• What is asked: Every line below is to be quoted exactly, with nothing added or dropped.

(Records contained in a dataset)
* Begin *
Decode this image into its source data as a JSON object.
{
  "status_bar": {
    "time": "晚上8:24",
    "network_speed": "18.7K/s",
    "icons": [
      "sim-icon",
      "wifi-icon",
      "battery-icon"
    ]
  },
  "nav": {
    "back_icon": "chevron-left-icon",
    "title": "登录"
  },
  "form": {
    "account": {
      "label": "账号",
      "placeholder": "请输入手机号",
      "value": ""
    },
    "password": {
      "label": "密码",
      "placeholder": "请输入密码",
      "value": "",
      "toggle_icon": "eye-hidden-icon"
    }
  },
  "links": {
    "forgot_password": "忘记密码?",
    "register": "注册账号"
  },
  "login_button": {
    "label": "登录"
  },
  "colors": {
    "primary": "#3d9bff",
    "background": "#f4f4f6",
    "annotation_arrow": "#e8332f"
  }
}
* End *
• Solution below:
Decode this image into its source data as a JSON object.
{
  "status_bar": {
    "time": "晚上8:24",
    "network_speed": "18.7K/s",
    "icons": [
      "sim-icon",
      "wifi-icon",
      "battery-icon"
    ]
  },
  "nav": {
    "back_icon": "chevron-left-icon",
    "title": "登录"
  },
  "form": {
    "account": {
      "label": "账号",
      "placeholder": "请输入手机号",
      "value": ""
    },
    "password": {
      "label": "密码",
      "placeholder": "请输入密码",
      "value": "",
      "toggle_icon": "eye-hidden-icon"
    }
  },
  "links": {
    "forgot_password": "忘记密码?",
    "register": "注册账号"
  },
  "login_button": {
    "label": "登录"
  },
  "colors": {
    "primary": "#3d9bff",
    "background": "#f4f4f6",
    "annotation_arrow": "#e8332f"
  }
}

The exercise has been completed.